**WRITTEN PROBLEM:**
Each record that follows should be repeated exactly, minus any images.

====== RECORDS SUPPLIED

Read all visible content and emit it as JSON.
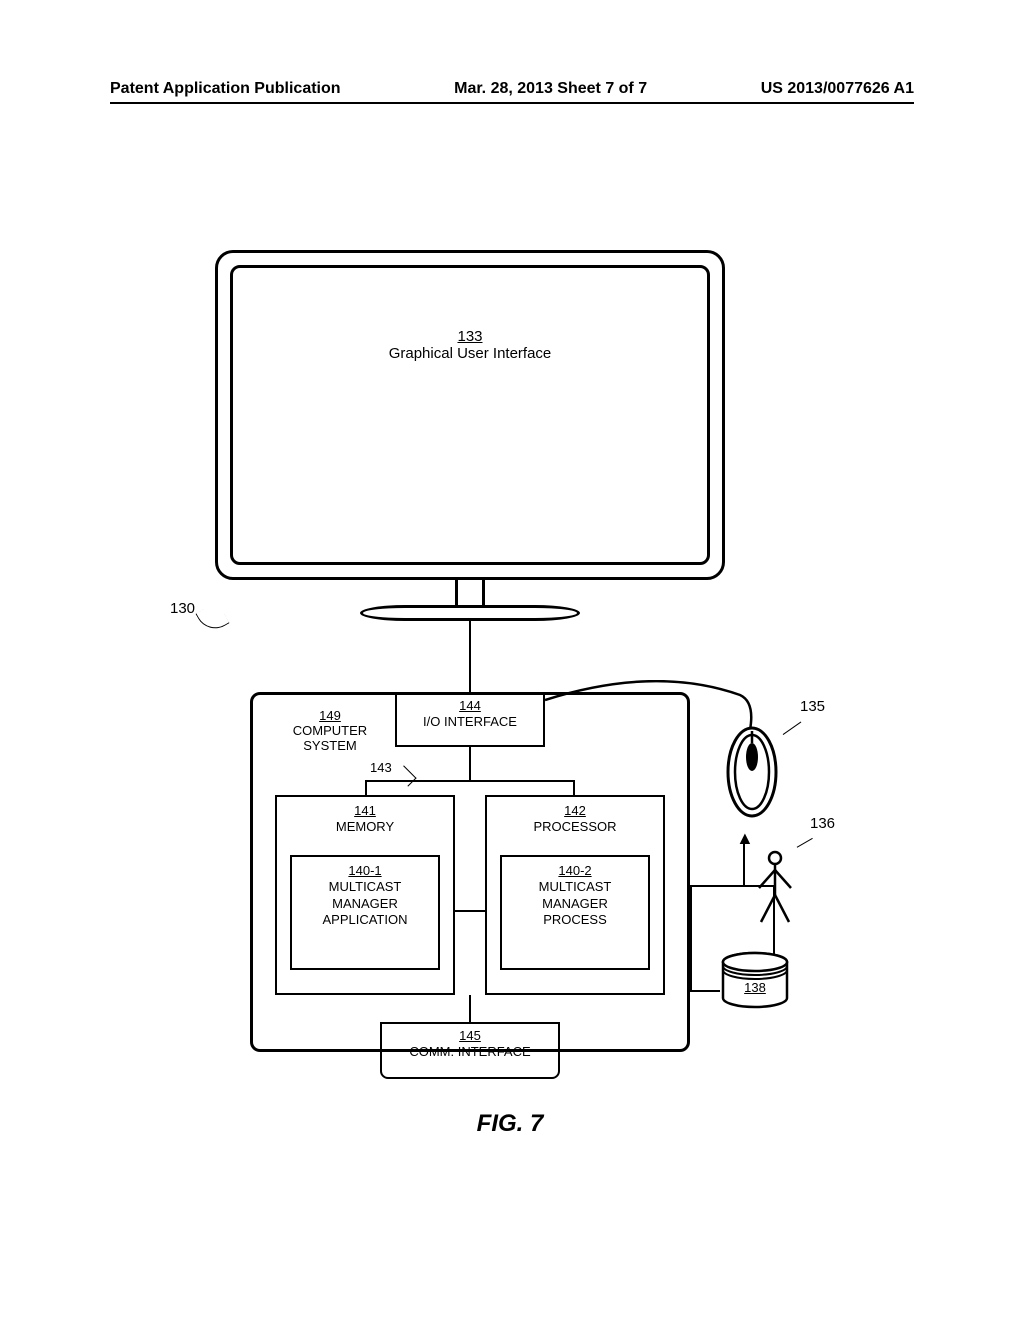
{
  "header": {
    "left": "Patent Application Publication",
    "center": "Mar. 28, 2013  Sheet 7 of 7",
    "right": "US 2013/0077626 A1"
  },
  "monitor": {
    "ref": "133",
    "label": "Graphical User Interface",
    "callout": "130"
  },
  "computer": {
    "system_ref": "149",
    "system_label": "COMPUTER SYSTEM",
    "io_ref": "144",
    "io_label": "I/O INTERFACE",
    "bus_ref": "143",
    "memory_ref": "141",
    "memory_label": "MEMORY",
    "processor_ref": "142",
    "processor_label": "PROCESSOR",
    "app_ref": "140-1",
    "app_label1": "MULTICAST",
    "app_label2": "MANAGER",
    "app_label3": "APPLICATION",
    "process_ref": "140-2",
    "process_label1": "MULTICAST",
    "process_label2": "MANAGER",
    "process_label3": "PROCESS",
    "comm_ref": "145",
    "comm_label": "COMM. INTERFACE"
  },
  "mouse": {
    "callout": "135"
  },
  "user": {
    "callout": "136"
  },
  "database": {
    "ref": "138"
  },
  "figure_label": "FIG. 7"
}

============

**SOLUTION FOR THIS TASK:**
Read all visible content and emit it as JSON.
{
  "header": {
    "left": "Patent Application Publication",
    "center": "Mar. 28, 2013  Sheet 7 of 7",
    "right": "US 2013/0077626 A1"
  },
  "monitor": {
    "ref": "133",
    "label": "Graphical User Interface",
    "callout": "130"
  },
  "computer": {
    "system_ref": "149",
    "system_label": "COMPUTER SYSTEM",
    "io_ref": "144",
    "io_label": "I/O INTERFACE",
    "bus_ref": "143",
    "memory_ref": "141",
    "memory_label": "MEMORY",
    "processor_ref": "142",
    "processor_label": "PROCESSOR",
    "app_ref": "140-1",
    "app_label1": "MULTICAST",
    "app_label2": "MANAGER",
    "app_label3": "APPLICATION",
    "process_ref": "140-2",
    "process_label1": "MULTICAST",
    "process_label2": "MANAGER",
    "process_label3": "PROCESS",
    "comm_ref": "145",
    "comm_label": "COMM. INTERFACE"
  },
  "mouse": {
    "callout": "135"
  },
  "user": {
    "callout": "136"
  },
  "database": {
    "ref": "138"
  },
  "figure_label": "FIG. 7"
}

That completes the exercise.